### OBJECTIVE
Pick out the lines containing "Total".
--- start of ITEMS ---
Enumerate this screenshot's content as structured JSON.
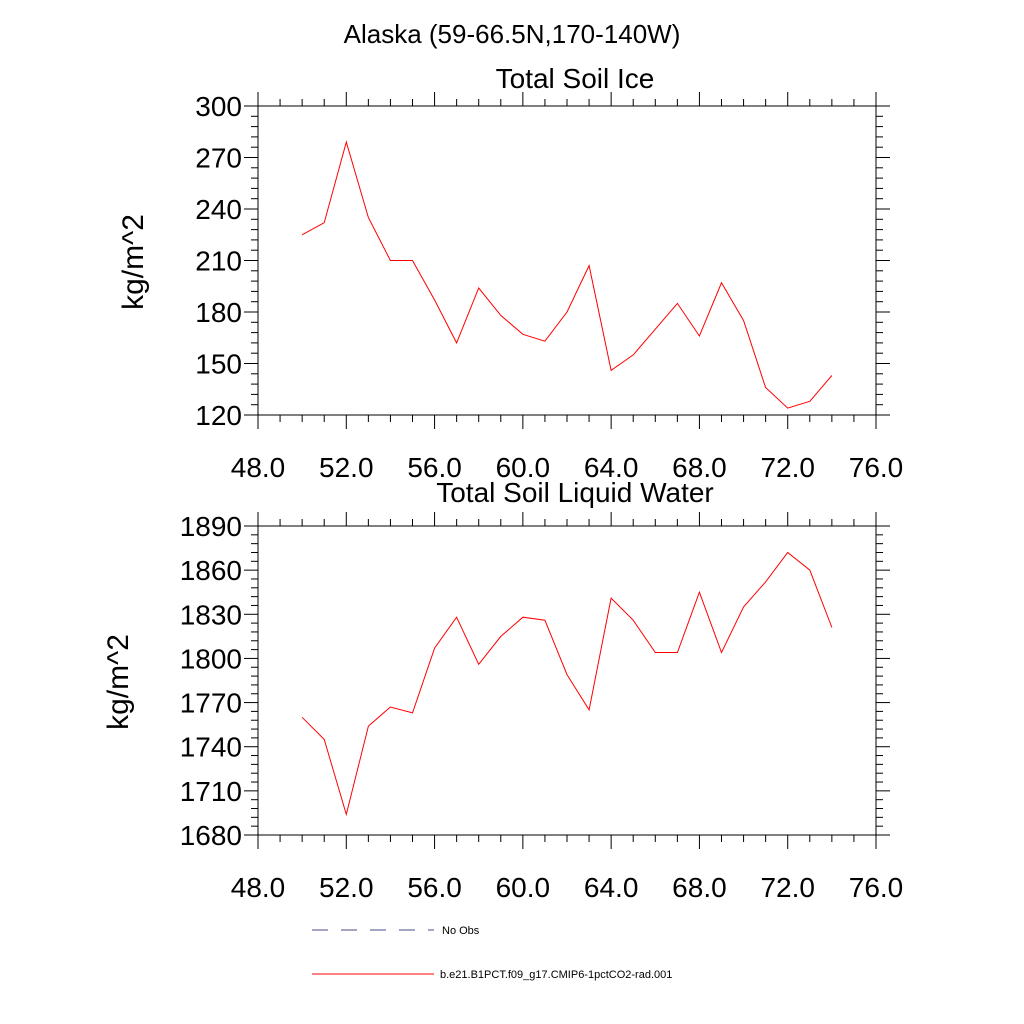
{
  "page_title": "Alaska (59-66.5N,170-140W)",
  "legend": {
    "obs_label": "No Obs",
    "model_label": "b.e21.B1PCT.f09_g17.CMIP6-1pctCO2-rad.001",
    "obs_color": "#4a4a8a",
    "model_color": "#ff0000"
  },
  "chart_data": [
    {
      "type": "line",
      "title": "Total Soil Ice",
      "ylabel": "kg/m^2",
      "xlabel": "",
      "xlim": [
        48,
        76
      ],
      "ylim": [
        120,
        300
      ],
      "x_ticks": [
        "48.0",
        "52.0",
        "56.0",
        "60.0",
        "64.0",
        "68.0",
        "72.0",
        "76.0"
      ],
      "y_ticks": [
        "120",
        "150",
        "180",
        "210",
        "240",
        "270",
        "300"
      ],
      "grid": false,
      "series": [
        {
          "name": "b.e21.B1PCT.f09_g17.CMIP6-1pctCO2-rad.001",
          "color": "#ff0000",
          "x": [
            50,
            51,
            52,
            53,
            54,
            55,
            56,
            57,
            58,
            59,
            60,
            61,
            62,
            63,
            64,
            65,
            66,
            67,
            68,
            69,
            70,
            71,
            72,
            73,
            74
          ],
          "values": [
            225,
            232,
            279,
            235,
            210,
            210,
            187,
            162,
            194,
            178,
            167,
            163,
            180,
            207,
            146,
            155,
            170,
            185,
            166,
            197,
            175,
            136,
            124,
            128,
            143
          ]
        }
      ]
    },
    {
      "type": "line",
      "title": "Total Soil Liquid Water",
      "ylabel": "kg/m^2",
      "xlabel": "",
      "xlim": [
        48,
        76
      ],
      "ylim": [
        1680,
        1890
      ],
      "x_ticks": [
        "48.0",
        "52.0",
        "56.0",
        "60.0",
        "64.0",
        "68.0",
        "72.0",
        "76.0"
      ],
      "y_ticks": [
        "1680",
        "1710",
        "1740",
        "1770",
        "1800",
        "1830",
        "1860",
        "1890"
      ],
      "grid": false,
      "series": [
        {
          "name": "b.e21.B1PCT.f09_g17.CMIP6-1pctCO2-rad.001",
          "color": "#ff0000",
          "x": [
            50,
            51,
            52,
            53,
            54,
            55,
            56,
            57,
            58,
            59,
            60,
            61,
            62,
            63,
            64,
            65,
            66,
            67,
            68,
            69,
            70,
            71,
            72,
            73,
            74
          ],
          "values": [
            1760,
            1745,
            1694,
            1754,
            1767,
            1763,
            1807,
            1828,
            1796,
            1815,
            1828,
            1826,
            1789,
            1765,
            1841,
            1826,
            1804,
            1804,
            1845,
            1804,
            1835,
            1852,
            1872,
            1860,
            1821
          ]
        }
      ]
    }
  ]
}
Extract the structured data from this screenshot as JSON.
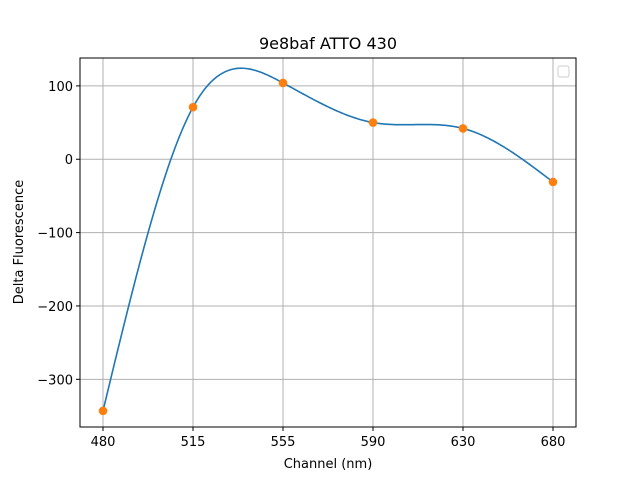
--- end of ITEMS ---
### EXPECTED ANSWER
      "title": "Total Soil Ice",
      "title": "Total Soil Liquid Water",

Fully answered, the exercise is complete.